> Stated task: Every line below that holds the string "title" should be copied out.

>> begin

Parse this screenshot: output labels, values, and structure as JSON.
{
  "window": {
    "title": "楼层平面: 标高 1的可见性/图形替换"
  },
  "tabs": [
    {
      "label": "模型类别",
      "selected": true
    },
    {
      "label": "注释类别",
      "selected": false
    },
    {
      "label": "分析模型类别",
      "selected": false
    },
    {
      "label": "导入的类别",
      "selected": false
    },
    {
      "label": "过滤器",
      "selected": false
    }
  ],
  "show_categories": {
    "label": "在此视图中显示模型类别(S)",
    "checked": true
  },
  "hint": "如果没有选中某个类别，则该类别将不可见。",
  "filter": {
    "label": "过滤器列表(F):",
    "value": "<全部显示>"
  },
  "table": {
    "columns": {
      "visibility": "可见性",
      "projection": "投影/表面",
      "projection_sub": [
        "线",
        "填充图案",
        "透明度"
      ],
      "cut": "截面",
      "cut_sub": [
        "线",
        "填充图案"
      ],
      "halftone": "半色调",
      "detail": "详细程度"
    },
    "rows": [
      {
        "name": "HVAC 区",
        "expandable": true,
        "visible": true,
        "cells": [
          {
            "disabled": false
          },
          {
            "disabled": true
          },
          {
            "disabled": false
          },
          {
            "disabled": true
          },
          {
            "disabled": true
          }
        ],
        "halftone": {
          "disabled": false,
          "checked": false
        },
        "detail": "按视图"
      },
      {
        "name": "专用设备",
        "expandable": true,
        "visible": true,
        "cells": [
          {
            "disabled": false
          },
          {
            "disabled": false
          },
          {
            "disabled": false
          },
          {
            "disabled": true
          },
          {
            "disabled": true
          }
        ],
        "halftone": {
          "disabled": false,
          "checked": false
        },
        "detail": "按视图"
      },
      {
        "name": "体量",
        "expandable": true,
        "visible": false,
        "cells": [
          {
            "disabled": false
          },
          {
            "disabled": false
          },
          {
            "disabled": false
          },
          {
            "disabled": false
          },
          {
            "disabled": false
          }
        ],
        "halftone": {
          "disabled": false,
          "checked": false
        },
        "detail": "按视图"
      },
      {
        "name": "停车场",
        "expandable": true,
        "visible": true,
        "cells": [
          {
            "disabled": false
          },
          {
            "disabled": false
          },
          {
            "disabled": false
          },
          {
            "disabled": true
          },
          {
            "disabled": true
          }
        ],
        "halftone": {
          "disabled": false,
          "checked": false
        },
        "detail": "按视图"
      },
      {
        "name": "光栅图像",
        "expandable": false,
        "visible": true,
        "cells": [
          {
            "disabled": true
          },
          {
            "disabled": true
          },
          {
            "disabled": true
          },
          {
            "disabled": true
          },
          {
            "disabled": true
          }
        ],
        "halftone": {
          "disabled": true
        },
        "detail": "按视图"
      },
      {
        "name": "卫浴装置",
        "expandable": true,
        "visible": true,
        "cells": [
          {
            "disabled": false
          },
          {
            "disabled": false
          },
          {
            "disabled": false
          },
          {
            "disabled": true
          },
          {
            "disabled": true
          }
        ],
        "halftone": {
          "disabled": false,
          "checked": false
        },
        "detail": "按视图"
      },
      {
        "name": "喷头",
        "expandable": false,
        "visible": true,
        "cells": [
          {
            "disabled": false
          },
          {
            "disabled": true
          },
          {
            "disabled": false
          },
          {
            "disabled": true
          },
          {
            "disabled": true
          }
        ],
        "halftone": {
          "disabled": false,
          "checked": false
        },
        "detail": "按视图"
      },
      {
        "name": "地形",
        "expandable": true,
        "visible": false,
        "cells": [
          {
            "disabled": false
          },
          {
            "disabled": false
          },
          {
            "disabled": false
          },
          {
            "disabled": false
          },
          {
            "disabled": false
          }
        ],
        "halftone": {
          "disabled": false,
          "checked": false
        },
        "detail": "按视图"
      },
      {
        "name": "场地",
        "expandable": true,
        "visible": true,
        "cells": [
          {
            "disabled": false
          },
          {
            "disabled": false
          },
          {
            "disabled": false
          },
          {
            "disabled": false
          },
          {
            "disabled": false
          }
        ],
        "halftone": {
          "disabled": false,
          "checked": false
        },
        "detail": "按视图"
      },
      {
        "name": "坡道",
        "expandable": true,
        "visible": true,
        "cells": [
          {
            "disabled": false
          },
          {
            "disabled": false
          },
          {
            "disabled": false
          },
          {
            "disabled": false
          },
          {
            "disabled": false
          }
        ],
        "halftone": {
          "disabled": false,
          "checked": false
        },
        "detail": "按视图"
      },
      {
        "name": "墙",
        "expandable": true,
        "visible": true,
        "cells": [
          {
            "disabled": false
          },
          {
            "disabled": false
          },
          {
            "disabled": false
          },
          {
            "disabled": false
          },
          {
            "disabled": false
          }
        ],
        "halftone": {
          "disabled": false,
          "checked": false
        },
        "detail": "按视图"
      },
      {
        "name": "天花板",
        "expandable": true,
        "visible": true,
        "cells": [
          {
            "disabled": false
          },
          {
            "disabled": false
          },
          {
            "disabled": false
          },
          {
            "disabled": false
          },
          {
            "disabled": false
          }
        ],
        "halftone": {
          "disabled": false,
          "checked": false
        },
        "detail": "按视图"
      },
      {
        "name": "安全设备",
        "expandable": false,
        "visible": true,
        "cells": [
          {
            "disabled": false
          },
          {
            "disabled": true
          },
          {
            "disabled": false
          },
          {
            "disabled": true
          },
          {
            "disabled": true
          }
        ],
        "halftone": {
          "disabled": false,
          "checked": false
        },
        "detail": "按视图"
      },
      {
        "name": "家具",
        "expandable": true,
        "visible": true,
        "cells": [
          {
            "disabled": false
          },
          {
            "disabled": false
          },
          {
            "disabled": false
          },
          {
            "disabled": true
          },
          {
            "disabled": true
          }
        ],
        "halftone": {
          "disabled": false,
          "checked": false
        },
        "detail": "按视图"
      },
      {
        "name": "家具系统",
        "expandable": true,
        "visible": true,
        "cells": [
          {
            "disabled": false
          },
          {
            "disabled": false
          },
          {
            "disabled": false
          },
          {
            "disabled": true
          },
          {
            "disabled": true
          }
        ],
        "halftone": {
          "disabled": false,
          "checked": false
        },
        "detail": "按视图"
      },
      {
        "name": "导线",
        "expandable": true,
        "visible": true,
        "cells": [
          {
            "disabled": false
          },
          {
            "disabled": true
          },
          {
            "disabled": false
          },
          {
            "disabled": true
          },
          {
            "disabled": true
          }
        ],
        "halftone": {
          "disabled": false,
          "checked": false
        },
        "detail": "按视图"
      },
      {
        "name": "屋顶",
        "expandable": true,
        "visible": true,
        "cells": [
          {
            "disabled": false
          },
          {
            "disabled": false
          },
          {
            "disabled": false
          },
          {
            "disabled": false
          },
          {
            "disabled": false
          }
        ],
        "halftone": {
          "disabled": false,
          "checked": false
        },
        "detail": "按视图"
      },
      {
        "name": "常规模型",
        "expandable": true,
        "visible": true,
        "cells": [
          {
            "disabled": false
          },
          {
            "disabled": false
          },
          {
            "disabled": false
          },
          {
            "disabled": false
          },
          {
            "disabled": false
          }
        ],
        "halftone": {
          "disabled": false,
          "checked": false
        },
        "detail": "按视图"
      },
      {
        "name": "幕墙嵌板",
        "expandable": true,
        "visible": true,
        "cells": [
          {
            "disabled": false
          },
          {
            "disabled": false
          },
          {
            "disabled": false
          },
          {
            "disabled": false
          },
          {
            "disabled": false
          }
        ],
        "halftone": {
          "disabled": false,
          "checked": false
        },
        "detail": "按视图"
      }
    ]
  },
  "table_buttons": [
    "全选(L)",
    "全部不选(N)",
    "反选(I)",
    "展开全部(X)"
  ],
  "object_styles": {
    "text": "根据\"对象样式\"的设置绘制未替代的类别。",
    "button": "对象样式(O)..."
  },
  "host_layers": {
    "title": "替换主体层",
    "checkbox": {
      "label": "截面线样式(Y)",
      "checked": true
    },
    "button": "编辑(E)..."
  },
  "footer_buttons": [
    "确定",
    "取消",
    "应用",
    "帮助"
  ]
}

>> end

> Exercise response:
    "title": "楼层平面: 标高 1的可见性/图形替换"
    "title": "替换主体层",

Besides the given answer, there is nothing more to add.